* OBJECTIVE *
Seek out every line containing the word "header", and copy each.

— begin —

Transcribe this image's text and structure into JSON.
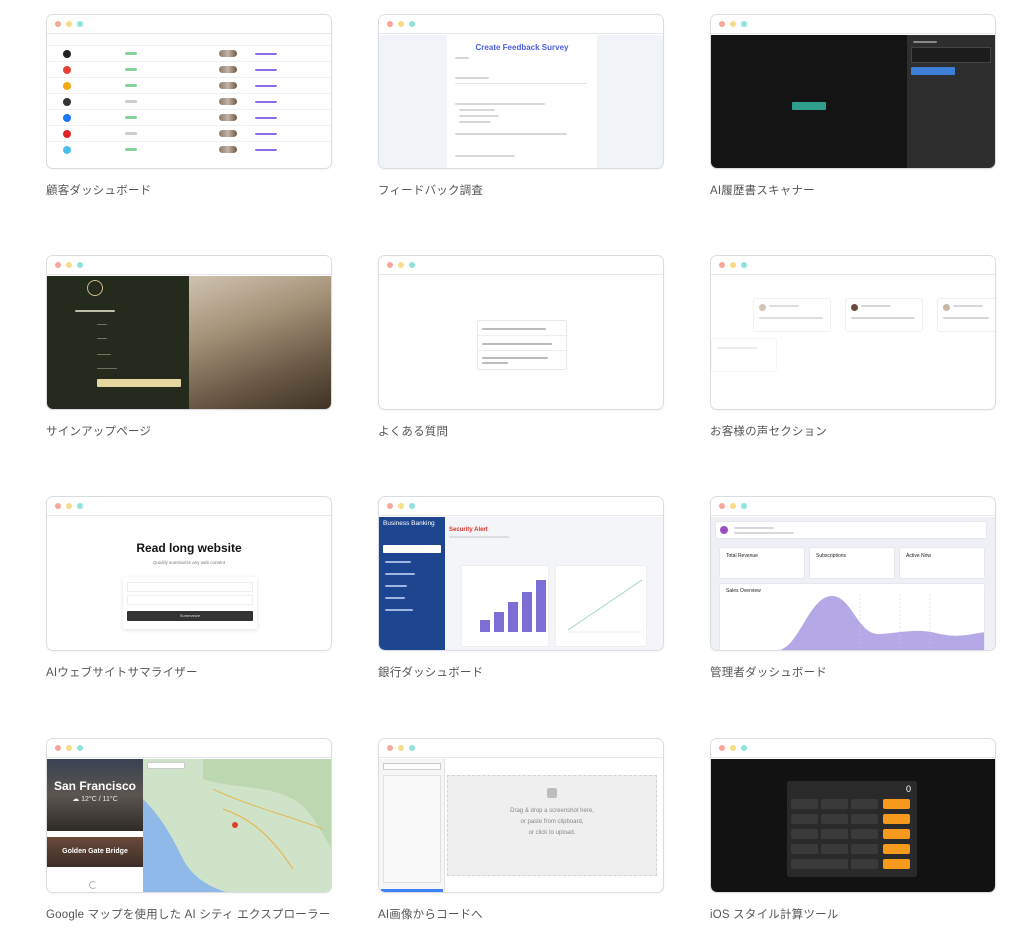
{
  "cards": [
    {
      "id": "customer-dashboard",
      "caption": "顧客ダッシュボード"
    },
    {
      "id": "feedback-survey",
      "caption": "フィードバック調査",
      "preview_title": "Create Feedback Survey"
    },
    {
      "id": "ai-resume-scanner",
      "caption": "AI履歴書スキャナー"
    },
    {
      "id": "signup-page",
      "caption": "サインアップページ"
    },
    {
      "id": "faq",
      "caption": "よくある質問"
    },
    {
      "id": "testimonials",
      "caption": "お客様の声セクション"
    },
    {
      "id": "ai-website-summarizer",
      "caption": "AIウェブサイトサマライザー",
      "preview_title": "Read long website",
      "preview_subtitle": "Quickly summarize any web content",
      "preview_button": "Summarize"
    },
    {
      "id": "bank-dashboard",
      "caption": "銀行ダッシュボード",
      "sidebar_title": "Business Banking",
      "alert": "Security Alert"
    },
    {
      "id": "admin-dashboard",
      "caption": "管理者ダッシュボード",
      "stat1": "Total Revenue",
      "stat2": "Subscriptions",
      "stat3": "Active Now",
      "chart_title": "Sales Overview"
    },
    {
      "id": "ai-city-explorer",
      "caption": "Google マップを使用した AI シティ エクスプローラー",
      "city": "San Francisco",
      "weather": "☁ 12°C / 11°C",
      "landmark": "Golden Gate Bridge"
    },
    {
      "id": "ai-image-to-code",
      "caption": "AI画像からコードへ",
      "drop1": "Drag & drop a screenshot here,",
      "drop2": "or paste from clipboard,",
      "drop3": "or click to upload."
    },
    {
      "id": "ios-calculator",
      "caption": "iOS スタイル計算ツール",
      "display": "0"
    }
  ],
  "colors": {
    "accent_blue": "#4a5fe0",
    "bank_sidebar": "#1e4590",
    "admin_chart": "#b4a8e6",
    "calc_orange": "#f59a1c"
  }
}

— end —
— begin —

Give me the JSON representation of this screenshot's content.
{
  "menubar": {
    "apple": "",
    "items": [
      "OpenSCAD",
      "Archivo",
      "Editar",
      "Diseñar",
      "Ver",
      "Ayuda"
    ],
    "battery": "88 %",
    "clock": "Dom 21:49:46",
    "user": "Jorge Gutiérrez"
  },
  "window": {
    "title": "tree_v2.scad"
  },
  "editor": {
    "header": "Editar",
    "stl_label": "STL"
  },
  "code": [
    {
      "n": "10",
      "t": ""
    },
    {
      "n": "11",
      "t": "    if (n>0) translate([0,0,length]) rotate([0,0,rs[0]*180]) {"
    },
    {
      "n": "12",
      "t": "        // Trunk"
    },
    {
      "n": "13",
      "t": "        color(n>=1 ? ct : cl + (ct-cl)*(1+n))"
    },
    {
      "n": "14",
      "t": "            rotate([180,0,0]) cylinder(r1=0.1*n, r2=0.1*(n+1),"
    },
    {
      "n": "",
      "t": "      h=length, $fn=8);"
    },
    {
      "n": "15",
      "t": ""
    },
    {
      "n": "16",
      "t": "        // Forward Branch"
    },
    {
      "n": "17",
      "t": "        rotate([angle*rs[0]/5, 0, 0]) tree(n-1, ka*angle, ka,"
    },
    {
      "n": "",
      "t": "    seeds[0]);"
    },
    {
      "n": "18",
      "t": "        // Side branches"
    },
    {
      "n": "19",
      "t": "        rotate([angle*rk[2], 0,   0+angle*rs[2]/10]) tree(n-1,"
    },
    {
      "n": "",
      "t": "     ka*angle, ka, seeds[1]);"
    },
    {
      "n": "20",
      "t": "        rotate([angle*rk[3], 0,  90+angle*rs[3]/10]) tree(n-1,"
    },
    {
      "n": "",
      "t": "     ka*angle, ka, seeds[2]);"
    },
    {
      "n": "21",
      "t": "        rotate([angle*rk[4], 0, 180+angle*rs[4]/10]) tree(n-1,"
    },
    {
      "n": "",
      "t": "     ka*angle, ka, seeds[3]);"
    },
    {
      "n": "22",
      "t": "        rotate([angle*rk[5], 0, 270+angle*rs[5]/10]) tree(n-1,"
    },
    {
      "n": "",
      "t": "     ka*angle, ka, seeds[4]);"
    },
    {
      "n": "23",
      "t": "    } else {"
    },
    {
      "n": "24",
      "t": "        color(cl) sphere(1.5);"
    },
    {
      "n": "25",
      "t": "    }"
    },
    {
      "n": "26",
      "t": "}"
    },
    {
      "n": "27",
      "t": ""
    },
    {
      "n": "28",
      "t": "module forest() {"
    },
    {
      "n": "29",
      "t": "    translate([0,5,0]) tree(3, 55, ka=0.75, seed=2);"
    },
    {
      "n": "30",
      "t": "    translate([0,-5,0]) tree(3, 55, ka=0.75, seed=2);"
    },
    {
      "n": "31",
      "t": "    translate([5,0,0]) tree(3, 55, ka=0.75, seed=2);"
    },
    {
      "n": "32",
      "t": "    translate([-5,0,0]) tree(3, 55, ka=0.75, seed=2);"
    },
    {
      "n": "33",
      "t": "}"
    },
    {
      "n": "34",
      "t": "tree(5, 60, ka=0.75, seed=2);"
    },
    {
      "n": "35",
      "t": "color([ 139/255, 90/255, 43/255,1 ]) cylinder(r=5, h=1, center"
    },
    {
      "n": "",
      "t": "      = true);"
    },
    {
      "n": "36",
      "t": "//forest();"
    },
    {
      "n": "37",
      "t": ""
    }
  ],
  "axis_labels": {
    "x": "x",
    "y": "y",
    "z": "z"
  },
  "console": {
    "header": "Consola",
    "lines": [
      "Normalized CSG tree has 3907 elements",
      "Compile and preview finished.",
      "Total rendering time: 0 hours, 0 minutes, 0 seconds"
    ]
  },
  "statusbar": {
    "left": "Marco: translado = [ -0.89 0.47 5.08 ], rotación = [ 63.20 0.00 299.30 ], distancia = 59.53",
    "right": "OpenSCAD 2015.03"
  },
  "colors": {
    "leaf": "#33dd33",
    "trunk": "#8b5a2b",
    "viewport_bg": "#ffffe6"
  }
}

— end —
— begin —

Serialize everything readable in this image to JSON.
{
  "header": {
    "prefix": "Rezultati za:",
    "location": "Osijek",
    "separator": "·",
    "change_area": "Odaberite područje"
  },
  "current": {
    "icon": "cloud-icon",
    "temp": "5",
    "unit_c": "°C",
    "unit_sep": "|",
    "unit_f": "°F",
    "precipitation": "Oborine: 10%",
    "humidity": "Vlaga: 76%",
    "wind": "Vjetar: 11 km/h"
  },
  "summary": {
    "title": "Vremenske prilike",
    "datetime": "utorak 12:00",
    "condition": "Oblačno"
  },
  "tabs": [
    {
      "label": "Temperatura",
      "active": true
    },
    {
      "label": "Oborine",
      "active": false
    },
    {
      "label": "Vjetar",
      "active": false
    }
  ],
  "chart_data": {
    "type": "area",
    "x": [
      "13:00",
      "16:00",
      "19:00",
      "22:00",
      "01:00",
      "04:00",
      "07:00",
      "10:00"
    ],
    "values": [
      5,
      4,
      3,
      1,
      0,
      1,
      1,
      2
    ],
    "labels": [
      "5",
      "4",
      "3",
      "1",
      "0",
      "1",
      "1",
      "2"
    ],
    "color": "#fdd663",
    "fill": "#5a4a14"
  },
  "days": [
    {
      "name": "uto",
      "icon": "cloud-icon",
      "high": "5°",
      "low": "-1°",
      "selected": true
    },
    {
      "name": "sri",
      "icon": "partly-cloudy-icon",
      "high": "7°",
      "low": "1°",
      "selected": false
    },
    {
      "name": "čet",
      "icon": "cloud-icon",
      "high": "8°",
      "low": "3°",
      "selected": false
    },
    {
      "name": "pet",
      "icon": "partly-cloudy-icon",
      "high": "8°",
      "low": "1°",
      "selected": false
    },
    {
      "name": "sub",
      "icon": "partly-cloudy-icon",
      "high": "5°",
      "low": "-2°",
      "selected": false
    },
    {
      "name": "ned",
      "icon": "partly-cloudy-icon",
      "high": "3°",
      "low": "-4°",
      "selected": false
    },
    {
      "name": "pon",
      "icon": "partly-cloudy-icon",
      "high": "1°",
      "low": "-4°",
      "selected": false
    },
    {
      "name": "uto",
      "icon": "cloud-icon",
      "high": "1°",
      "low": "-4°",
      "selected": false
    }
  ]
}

— end —

* EXPECTED OUTPUT *
    "header": "Editar",
    "header": "Consola",
  "header": {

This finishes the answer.